**What to produce**
Can you transcribe every record below exactly as it appears?

+-------+

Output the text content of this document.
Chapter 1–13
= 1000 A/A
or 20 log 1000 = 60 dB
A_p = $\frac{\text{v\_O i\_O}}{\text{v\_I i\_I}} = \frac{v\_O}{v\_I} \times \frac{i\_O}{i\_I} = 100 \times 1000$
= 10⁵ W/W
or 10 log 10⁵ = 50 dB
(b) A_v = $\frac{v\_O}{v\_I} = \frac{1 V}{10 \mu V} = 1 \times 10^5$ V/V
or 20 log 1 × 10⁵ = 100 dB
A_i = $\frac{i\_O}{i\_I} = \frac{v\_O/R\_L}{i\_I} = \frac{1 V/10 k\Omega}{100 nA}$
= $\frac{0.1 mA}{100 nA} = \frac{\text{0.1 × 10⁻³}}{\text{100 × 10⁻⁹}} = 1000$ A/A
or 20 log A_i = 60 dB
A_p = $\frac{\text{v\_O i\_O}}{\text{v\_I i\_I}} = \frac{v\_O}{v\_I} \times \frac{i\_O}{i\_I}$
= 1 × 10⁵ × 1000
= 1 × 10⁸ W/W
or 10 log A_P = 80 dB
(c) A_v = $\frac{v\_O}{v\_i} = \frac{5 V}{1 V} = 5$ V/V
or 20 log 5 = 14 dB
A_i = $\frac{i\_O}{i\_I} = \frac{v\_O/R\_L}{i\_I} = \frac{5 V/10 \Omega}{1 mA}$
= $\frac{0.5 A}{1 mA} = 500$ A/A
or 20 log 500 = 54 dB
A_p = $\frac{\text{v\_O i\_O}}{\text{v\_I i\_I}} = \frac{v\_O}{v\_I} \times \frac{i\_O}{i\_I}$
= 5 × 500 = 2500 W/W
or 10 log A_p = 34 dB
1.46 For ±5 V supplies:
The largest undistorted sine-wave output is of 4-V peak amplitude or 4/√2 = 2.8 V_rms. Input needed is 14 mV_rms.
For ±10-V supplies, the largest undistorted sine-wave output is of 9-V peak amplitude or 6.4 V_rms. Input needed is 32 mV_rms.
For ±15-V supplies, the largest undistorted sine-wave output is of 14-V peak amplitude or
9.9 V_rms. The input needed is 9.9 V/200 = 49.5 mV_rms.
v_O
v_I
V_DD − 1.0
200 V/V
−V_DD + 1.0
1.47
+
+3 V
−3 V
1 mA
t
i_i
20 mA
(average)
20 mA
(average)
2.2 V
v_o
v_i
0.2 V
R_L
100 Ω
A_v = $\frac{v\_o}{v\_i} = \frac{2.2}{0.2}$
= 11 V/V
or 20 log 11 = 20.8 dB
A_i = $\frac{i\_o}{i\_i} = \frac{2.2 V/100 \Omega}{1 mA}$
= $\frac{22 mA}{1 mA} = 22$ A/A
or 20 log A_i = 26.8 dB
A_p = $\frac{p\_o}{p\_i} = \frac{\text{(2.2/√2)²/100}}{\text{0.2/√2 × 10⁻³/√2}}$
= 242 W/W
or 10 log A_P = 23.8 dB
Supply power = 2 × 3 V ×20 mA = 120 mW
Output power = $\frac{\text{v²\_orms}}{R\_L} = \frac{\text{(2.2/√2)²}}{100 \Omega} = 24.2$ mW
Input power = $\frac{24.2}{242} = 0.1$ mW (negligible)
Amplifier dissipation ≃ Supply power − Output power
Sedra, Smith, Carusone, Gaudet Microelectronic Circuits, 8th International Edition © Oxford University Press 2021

+-------+

**Solution to this task**
Output the text content of this document.
Chapter 1–13
= 1000 A/A
or 20 log 1000 = 60 dB
A_p = $\frac{\text{v\_O i\_O}}{\text{v\_I i\_I}} = \frac{v\_O}{v\_I} \times \frac{i\_O}{i\_I} = 100 \times 1000$
= 10⁵ W/W
or 10 log 10⁵ = 50 dB
(b) A_v = $\frac{v\_O}{v\_I} = \frac{1 V}{10 \mu V} = 1 \times 10^5$ V/V
or 20 log 1 × 10⁵ = 100 dB
A_i = $\frac{i\_O}{i\_I} = \frac{v\_O/R\_L}{i\_I} = \frac{1 V/10 k\Omega}{100 nA}$
= $\frac{0.1 mA}{100 nA} = \frac{\text{0.1 × 10⁻³}}{\text{100 × 10⁻⁹}} = 1000$ A/A
or 20 log A_i = 60 dB
A_p = $\frac{\text{v\_O i\_O}}{\text{v\_I i\_I}} = \frac{v\_O}{v\_I} \times \frac{i\_O}{i\_I}$
= 1 × 10⁵ × 1000
= 1 × 10⁸ W/W
or 10 log A_P = 80 dB
(c) A_v = $\frac{v\_O}{v\_i} = \frac{5 V}{1 V} = 5$ V/V
or 20 log 5 = 14 dB
A_i = $\frac{i\_O}{i\_I} = \frac{v\_O/R\_L}{i\_I} = \frac{5 V/10 \Omega}{1 mA}$
= $\frac{0.5 A}{1 mA} = 500$ A/A
or 20 log 500 = 54 dB
A_p = $\frac{\text{v\_O i\_O}}{\text{v\_I i\_I}} = \frac{v\_O}{v\_I} \times \frac{i\_O}{i\_I}$
= 5 × 500 = 2500 W/W
or 10 log A_p = 34 dB
1.46 For ±5 V supplies:
The largest undistorted sine-wave output is of 4-V peak amplitude or 4/√2 = 2.8 V_rms. Input needed is 14 mV_rms.
For ±10-V supplies, the largest undistorted sine-wave output is of 9-V peak amplitude or 6.4 V_rms. Input needed is 32 mV_rms.
For ±15-V supplies, the largest undistorted sine-wave output is of 14-V peak amplitude or
9.9 V_rms. The input needed is 9.9 V/200 = 49.5 mV_rms.
v_O
v_I
V_DD − 1.0
200 V/V
−V_DD + 1.0
1.47
+
+3 V
−3 V
1 mA
t
i_i
20 mA
(average)
20 mA
(average)
2.2 V
v_o
v_i
0.2 V
R_L
100 Ω
A_v = $\frac{v\_o}{v\_i} = \frac{2.2}{0.2}$
= 11 V/V
or 20 log 11 = 20.8 dB
A_i = $\frac{i\_o}{i\_i} = \frac{2.2 V/100 \Omega}{1 mA}$
= $\frac{22 mA}{1 mA} = 22$ A/A
or 20 log A_i = 26.8 dB
A_p = $\frac{p\_o}{p\_i} = \frac{\text{(2.2/√2)²/100}}{\text{0.2/√2 × 10⁻³/√2}}$
= 242 W/W
or 10 log A_P = 23.8 dB
Supply power = 2 × 3 V ×20 mA = 120 mW
Output power = $\frac{\text{v²\_orms}}{R\_L} = \frac{\text{(2.2/√2)²}}{100 \Omega} = 24.2$ mW
Input power = $\frac{24.2}{242} = 0.1$ mW (negligible)
Amplifier dissipation ≃ Supply power − Output power
Sedra, Smith, Carusone, Gaudet Microelectronic Circuits, 8th International Edition © Oxford University Press 2021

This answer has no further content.